# Exercise objective:
Pull out each line of the data that includes the word "Reboot".

# Task inputs:
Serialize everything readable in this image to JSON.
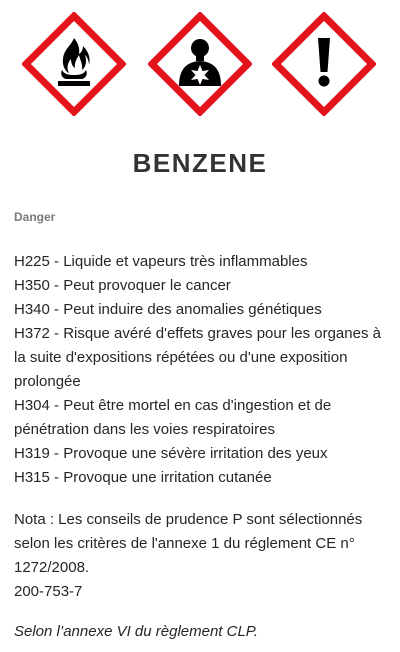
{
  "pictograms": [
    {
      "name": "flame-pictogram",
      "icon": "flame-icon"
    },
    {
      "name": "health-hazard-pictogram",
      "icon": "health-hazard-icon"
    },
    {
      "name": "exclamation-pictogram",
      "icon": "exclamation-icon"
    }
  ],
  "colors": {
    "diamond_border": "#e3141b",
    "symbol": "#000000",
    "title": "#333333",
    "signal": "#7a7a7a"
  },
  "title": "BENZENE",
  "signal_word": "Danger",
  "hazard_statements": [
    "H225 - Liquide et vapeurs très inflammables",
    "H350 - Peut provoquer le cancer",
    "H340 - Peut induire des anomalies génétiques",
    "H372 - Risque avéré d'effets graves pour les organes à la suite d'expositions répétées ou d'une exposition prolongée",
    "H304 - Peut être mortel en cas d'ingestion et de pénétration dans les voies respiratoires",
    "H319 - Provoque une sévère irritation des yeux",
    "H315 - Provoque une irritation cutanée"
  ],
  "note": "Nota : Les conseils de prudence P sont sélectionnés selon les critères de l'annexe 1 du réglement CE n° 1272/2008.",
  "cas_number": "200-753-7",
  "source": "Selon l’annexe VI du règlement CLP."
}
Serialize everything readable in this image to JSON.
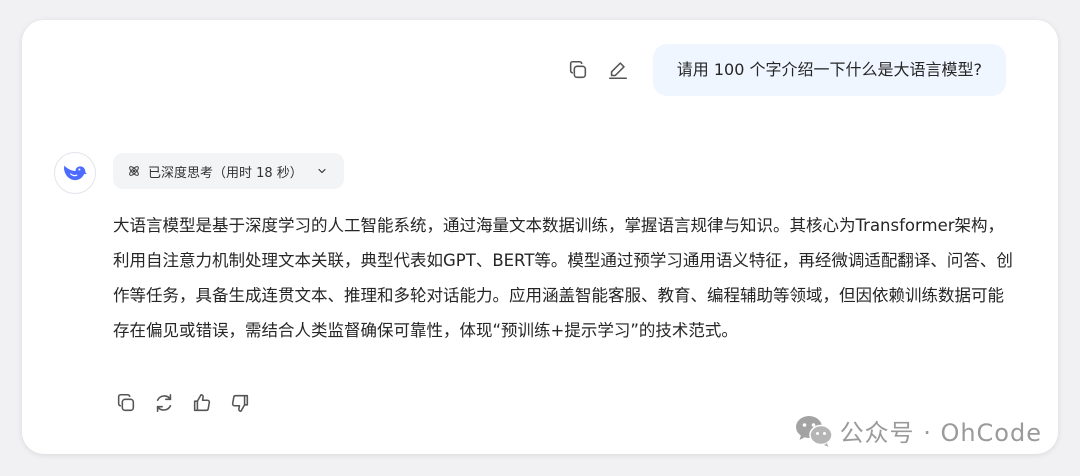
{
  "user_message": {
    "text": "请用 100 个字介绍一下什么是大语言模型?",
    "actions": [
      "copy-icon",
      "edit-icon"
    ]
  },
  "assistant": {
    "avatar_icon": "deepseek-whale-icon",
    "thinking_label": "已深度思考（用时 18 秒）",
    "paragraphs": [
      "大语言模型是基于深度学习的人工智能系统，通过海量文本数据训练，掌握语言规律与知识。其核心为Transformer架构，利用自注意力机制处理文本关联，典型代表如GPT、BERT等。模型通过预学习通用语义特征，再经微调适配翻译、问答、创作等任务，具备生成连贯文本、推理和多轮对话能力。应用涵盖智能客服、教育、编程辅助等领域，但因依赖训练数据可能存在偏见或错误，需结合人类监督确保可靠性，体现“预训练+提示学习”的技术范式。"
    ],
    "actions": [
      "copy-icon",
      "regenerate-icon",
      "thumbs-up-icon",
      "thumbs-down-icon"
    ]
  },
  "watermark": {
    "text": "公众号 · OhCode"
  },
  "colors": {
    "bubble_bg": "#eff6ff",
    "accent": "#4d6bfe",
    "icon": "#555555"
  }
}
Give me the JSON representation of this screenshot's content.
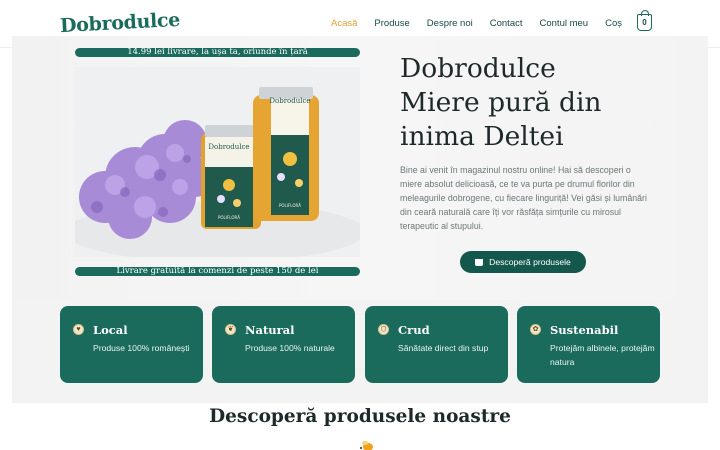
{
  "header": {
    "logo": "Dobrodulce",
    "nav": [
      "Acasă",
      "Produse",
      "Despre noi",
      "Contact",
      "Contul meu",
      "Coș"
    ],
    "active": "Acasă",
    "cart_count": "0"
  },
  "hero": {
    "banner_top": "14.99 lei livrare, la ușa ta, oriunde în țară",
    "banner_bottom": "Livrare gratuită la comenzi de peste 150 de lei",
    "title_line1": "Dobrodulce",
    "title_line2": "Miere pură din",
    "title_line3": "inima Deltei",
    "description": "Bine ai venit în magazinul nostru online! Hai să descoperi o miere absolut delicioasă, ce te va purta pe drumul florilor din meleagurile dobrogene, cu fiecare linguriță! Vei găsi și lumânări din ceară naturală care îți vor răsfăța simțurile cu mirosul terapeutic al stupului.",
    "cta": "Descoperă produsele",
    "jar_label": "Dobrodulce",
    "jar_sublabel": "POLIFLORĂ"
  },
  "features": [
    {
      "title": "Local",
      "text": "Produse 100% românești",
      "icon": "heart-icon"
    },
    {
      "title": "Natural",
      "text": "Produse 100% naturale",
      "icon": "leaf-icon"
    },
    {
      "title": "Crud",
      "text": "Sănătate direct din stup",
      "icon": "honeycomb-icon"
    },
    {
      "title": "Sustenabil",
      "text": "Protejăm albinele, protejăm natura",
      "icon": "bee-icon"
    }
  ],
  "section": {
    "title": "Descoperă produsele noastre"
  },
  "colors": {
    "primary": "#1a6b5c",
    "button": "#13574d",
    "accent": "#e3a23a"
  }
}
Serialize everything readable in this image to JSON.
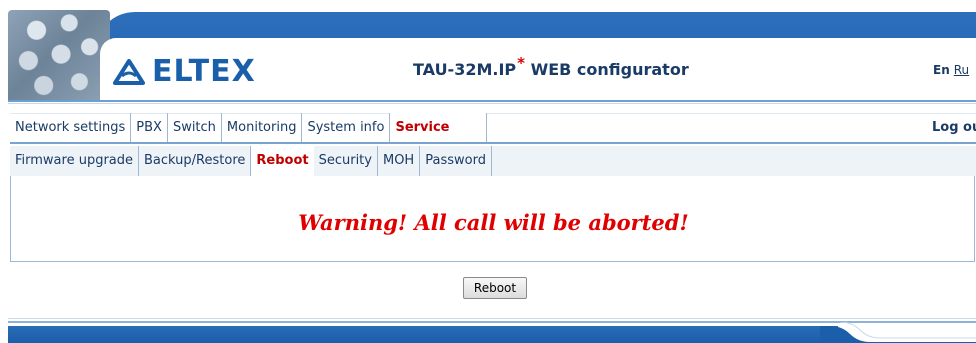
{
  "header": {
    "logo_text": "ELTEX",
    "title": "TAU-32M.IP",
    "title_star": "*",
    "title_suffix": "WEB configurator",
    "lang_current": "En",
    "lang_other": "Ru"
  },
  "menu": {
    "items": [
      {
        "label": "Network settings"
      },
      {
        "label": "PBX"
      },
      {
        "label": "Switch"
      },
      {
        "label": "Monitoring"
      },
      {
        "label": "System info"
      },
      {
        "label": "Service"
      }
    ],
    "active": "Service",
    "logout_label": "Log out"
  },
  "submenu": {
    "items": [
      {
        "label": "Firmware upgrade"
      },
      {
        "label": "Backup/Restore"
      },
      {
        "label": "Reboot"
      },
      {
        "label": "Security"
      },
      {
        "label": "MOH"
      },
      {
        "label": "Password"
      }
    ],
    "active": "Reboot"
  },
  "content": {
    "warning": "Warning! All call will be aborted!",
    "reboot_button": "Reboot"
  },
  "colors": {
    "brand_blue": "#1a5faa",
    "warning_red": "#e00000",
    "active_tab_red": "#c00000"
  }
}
* * *
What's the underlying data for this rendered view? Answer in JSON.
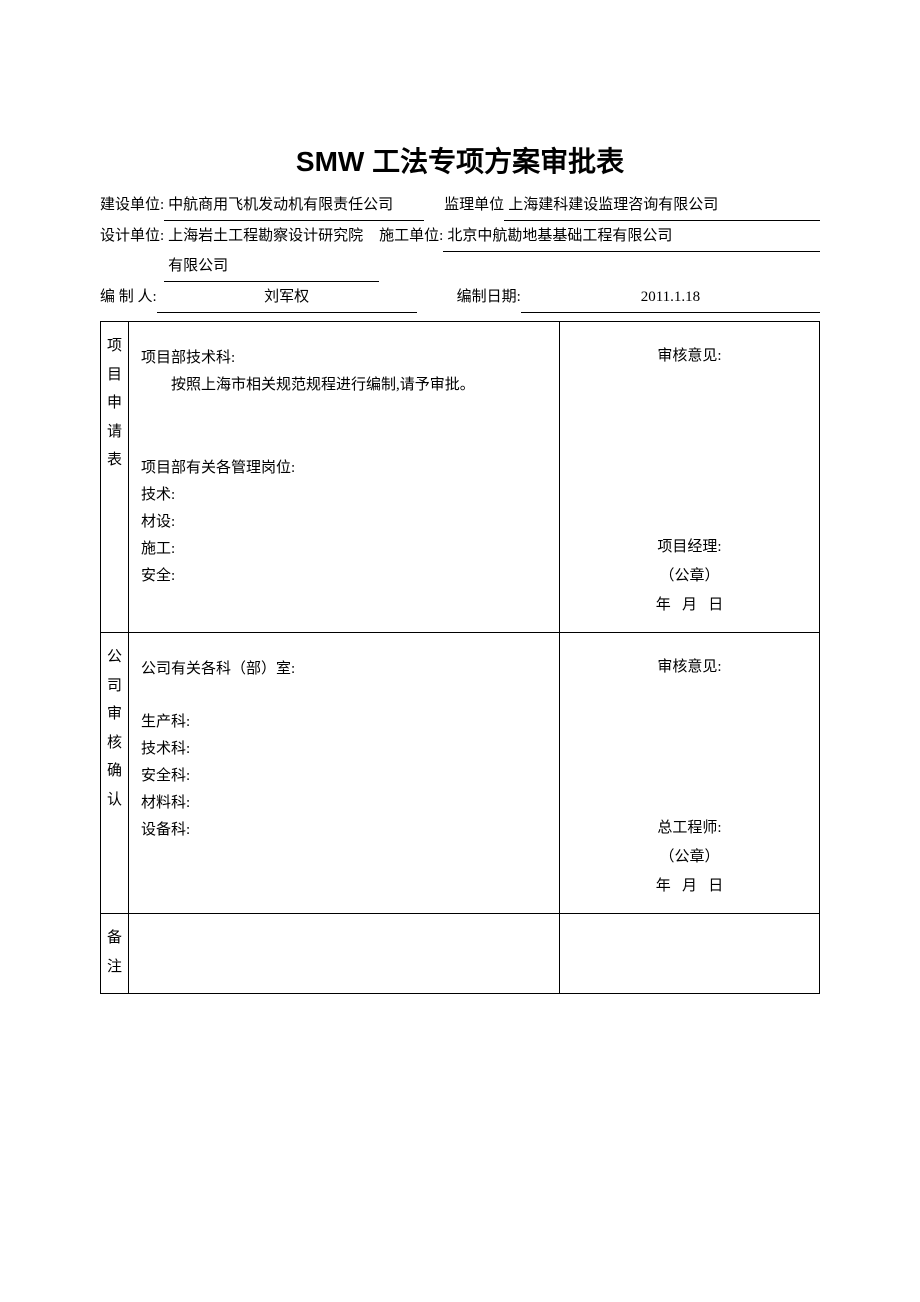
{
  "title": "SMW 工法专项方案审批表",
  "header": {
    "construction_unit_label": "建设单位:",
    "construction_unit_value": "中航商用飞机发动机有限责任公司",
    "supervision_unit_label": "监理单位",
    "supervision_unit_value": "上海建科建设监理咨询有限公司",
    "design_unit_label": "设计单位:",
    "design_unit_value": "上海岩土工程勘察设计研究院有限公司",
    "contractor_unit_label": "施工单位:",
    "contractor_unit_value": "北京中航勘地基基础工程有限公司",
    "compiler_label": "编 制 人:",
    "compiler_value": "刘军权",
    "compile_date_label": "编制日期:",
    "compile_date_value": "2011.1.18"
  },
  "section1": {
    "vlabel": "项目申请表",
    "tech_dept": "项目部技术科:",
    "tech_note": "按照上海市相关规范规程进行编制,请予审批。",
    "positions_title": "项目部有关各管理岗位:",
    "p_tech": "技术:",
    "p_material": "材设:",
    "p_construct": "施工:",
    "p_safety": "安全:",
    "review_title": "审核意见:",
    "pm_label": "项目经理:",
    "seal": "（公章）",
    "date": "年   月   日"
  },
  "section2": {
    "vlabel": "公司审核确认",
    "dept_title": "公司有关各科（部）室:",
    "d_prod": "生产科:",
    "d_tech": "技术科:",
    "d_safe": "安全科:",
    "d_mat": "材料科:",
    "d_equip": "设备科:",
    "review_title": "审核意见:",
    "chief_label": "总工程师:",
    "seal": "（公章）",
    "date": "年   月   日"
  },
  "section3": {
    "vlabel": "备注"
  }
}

# Exercise answer:
        "label": "Reboot"
    "active": "Reboot"
    "reboot_button": "Reboot"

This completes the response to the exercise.